Texto de la página:
━━━

Un conductor que circulaba bajo los efectos del alcohol por Sevilla provocó en la madrugada de este viernes una incidencia en la red ferroviaria tras precipitarse con su vehículo a las vías del tren en la calle Gea. El suceso tuvo lugar en torno a las 05.00 horas, cuando el automovilista, al parecer desorientado, tomó un camino equivocado que terminó con el coche fuera de la calzada y sobre la infraestructura ferroviaria.
La presencia del vehículo en las vías obligó a interrumpir temporalmente la circulación de trenes en la zona, lo que generó retrasos en el servicio ferroviario durante los primeros compases de la mañana. La incidencia activó un dispositivo de emergencia en el que participaron distintos cuerpos operativos con el objetivo de restablecer la normalidad en el menor tiempo posible.
Efectivos de los Bomberos de Sevilla se desplazaron hasta el lugar para proceder a la retirada del vehículo accidentado. Las labores se desarrollaron en coordinación con agentes de la Policía Local y personal de Adif, responsables de la gestión de la infraestructura ferroviaria, lo que permitió agilizar la intervención.
Sin grandes alteraciones
Gracias a la actuación conjunta de los servicios implicados, la circulación ferroviaria pudo reanudarse en un plazo aproximado de 20 minutos. La rápida intervención evitó que las alteraciones en el servicio se prolongaran durante más tiempo, minimizando el impacto sobre los usuarios.
A las 05.00 h. un conductor ebrio que circulaba por la calle Gea, equivocó su camino cayendo a las vías del tren y provocando retrasos en la circulación ferroviaria.
— Emergencias Sevilla (@EmergenciasSev) April 24, 2026
Los Bomberos de Sevilla retiraron el vehículo de las vías. Un trabajo coordinado con la Policía Local y Adif con… pic.twitter.com/vVAXPPs4PX
Por su parte, la Policía Local ha abierto una investigación para esclarecer las circunstancias del siniestro y ha instruido diligencias contra el conductor, que resultó ileso. Según las pruebas realizadas, el implicado superó en cinco veces la tasa máxima de alcoholemia permitida, un factor que se perfila como determinante en lo ocurrido.

━━━

Tarea: Escribe sin cambios el fragmento de la noticia sobre el coche caído a las vías que comienza en las palabras "A las 05.00 h." y termina con "en lo ocurrido.", incluidas estas. Los registros no tienen relación con la noticia.

━━━

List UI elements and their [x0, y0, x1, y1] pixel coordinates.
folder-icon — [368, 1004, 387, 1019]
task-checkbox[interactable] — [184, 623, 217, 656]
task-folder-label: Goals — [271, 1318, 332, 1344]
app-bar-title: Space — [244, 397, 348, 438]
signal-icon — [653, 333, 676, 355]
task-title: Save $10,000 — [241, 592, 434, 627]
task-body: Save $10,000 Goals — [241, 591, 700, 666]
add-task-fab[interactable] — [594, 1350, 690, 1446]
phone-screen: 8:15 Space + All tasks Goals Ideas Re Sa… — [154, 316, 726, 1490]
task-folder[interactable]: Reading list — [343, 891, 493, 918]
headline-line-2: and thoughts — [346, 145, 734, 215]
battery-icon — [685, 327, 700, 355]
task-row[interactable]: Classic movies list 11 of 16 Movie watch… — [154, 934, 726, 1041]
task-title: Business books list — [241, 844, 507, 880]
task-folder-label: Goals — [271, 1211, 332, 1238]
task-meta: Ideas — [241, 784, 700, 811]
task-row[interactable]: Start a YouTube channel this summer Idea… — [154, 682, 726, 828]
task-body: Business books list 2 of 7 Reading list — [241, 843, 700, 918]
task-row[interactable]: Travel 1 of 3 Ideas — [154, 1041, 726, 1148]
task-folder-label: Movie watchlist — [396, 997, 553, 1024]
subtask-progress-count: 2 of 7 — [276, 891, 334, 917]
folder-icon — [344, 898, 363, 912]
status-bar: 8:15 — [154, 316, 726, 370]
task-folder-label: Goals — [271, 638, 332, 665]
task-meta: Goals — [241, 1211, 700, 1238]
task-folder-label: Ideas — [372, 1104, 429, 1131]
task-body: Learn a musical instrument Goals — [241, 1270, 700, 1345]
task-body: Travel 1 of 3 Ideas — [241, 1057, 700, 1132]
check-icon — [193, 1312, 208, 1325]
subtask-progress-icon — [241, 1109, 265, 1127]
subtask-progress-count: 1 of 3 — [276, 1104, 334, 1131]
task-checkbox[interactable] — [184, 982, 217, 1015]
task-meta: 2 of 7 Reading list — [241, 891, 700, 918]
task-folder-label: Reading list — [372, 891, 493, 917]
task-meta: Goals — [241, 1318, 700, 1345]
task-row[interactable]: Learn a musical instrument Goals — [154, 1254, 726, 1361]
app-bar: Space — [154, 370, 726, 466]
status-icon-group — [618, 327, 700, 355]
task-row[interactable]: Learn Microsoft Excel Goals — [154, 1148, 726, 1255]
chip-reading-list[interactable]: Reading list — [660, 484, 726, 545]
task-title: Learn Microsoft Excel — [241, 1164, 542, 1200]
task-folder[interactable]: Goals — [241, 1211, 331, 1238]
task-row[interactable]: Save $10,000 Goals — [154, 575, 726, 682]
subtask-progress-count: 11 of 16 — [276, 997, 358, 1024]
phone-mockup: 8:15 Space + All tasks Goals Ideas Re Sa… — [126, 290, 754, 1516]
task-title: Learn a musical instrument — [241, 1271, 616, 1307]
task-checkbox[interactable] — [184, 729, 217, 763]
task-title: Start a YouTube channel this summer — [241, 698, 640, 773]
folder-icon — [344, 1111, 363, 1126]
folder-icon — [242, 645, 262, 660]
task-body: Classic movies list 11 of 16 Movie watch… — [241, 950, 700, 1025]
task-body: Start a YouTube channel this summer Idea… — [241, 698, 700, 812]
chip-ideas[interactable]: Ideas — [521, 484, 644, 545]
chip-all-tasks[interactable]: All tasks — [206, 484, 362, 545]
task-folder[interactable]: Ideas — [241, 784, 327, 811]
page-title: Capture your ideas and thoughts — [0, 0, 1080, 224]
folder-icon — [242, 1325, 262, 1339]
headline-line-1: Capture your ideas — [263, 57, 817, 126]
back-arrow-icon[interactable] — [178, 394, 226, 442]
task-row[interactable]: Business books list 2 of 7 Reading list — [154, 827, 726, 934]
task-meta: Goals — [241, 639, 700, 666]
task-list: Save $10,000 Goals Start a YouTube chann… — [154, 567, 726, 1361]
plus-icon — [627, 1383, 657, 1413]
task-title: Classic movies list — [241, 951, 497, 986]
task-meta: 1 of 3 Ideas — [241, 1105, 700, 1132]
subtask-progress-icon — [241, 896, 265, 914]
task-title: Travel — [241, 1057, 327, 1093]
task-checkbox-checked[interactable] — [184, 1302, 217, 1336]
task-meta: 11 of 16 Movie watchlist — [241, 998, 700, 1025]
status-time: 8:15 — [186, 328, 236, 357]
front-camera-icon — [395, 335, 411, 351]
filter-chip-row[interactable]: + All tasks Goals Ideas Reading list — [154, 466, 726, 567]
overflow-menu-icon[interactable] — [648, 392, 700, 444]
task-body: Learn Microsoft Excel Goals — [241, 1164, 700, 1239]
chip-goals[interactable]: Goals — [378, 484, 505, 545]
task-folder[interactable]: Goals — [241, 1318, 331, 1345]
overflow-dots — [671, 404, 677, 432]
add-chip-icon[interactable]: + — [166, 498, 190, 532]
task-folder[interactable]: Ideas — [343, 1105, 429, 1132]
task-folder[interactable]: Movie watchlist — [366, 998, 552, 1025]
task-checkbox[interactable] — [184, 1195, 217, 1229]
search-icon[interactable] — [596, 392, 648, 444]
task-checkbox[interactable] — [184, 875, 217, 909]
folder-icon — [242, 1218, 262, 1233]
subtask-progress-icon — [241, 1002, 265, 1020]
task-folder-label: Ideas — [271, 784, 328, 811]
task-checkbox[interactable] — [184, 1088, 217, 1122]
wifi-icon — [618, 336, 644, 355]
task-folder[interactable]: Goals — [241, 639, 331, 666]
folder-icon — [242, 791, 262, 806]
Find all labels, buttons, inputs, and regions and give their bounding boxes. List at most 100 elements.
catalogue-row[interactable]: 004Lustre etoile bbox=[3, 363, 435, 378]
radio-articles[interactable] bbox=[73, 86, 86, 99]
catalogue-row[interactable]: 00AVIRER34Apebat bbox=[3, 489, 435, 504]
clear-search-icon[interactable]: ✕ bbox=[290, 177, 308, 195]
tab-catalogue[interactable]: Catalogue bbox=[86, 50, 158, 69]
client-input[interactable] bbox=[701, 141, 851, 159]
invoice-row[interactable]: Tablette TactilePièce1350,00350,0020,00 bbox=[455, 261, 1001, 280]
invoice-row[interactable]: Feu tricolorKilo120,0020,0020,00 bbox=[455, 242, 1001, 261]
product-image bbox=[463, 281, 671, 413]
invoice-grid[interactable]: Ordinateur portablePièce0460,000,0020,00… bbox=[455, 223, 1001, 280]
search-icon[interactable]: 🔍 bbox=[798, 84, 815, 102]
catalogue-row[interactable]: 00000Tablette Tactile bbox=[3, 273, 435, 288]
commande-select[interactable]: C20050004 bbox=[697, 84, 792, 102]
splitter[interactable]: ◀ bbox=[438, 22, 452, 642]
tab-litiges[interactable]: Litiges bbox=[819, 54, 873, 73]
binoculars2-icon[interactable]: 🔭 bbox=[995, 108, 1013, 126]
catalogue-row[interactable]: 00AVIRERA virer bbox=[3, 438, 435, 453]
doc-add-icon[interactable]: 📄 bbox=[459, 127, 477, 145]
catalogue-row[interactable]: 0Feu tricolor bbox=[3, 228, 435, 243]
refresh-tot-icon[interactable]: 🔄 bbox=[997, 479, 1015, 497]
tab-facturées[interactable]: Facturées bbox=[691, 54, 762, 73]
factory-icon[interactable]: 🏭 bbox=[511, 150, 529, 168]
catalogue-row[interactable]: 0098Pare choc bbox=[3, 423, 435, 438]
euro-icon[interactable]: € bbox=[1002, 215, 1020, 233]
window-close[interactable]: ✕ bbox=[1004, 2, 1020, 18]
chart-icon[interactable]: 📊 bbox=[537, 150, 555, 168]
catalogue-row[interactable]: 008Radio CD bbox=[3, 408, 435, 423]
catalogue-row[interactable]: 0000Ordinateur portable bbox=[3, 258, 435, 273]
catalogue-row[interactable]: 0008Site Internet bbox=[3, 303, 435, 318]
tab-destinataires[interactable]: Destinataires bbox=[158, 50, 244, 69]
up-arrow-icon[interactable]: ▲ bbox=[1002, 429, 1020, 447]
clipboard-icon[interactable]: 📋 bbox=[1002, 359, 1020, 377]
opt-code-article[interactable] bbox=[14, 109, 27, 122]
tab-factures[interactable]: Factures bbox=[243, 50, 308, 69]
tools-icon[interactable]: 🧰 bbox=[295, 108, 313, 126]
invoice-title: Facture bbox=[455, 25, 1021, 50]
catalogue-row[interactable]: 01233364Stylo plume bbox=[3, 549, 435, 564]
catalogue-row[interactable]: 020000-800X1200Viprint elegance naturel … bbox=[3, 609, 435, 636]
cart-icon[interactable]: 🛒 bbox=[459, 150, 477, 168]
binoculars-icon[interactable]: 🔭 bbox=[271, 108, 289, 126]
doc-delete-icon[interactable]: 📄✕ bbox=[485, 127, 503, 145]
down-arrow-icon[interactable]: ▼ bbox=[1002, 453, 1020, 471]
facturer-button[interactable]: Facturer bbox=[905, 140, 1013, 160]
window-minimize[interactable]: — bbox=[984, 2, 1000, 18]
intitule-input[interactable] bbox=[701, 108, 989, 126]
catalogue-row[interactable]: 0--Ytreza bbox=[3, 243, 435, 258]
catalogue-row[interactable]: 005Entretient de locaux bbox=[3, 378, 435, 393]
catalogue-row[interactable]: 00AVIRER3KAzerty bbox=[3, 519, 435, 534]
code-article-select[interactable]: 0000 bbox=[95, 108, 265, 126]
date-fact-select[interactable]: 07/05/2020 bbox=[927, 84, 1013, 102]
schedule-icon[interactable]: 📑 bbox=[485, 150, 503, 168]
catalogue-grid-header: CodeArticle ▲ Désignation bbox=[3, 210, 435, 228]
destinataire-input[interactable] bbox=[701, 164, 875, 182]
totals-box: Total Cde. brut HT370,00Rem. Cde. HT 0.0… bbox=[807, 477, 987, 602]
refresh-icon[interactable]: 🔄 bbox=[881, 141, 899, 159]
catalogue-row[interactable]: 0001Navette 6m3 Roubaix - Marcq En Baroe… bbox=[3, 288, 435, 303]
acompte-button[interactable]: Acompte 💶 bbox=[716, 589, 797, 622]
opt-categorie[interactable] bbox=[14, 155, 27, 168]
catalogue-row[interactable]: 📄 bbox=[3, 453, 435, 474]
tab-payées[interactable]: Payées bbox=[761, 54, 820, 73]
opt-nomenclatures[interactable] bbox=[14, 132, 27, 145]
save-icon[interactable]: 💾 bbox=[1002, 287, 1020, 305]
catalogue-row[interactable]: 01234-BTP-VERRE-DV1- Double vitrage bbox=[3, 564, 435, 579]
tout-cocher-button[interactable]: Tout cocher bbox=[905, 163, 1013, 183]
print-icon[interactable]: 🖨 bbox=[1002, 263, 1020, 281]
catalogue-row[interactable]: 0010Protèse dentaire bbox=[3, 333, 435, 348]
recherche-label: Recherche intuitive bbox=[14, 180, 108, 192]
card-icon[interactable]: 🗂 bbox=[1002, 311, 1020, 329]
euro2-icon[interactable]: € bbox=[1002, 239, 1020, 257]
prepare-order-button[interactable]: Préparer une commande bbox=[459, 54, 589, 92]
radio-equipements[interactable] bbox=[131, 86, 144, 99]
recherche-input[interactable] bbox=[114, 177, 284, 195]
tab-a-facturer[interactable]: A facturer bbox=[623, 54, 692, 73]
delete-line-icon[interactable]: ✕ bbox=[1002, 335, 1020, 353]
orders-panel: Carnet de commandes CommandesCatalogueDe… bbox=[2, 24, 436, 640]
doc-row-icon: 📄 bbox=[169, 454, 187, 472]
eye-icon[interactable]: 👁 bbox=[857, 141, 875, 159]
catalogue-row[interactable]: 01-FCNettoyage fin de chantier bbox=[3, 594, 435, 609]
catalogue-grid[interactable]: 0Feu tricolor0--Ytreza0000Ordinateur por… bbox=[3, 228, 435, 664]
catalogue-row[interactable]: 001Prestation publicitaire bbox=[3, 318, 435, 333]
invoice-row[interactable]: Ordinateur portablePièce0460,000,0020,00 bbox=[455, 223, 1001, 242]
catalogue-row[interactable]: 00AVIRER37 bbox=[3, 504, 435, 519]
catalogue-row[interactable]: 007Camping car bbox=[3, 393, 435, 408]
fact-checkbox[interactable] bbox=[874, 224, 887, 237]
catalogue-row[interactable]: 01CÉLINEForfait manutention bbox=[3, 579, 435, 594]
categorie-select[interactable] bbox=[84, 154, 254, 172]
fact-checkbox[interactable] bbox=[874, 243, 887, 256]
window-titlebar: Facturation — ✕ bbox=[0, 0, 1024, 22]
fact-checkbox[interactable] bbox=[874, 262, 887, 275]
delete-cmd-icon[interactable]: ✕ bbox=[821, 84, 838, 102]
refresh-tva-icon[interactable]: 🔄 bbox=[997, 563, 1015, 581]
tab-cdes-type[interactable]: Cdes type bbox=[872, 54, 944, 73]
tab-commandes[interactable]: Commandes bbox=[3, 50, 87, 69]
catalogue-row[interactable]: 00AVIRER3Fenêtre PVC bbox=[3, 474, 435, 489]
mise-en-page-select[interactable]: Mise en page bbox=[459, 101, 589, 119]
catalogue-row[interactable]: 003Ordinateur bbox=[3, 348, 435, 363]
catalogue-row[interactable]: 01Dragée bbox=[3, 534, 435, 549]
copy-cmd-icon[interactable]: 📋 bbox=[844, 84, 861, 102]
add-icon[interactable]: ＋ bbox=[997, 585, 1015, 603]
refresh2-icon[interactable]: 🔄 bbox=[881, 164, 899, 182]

━━━

Resultado:
A las 05.00 h. un conductor ebrio que circulaba por la calle Gea, equivocó su camino cayendo a las vías del tren y provocando retrasos en la circulación ferroviaria.
— Emergencias Sevilla (@EmergenciasSev) April 24, 2026
Los Bomberos de Sevilla retiraron el vehículo de las vías. Un trabajo coordinado con la Policía Local y Adif con… pic.twitter.com/vVAXPPs4PX
Por su parte, la Policía Local ha abierto una investigación para esclarecer las circunstancias del siniestro y ha instruido diligencias contra el conductor, que resultó ileso. Según las pruebas realizadas, el implicado superó en cinco veces la tasa máxima de alcoholemia permitida, un factor que se perfila como determinante en lo ocurrido.